(Part of a data file)

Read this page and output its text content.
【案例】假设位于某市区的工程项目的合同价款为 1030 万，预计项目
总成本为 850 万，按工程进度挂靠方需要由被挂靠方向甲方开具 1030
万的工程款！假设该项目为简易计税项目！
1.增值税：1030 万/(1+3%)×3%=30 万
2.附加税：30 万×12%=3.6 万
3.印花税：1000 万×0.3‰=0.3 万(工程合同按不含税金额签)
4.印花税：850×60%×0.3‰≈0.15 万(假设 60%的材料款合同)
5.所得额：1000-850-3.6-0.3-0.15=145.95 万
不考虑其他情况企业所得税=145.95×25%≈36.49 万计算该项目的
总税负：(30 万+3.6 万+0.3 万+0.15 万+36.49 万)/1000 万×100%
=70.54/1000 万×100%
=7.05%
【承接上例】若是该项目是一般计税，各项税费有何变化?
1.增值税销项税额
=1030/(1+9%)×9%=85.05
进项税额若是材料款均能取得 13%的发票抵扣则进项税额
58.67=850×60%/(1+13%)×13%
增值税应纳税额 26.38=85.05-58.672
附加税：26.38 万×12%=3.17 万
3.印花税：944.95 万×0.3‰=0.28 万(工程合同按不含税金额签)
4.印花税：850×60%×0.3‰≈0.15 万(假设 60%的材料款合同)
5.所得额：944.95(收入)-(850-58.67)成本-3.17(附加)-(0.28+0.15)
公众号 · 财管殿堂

## SHORT TASK:
Extract each line from the entries above that contains the string "工程合同按不含税金额签".

## CORRECT ANSWER:
3.印花税：1000 万×0.3‰=0.3 万(工程合同按不含税金额签)
3.印花税：944.95 万×0.3‰=0.28 万(工程合同按不含税金额签)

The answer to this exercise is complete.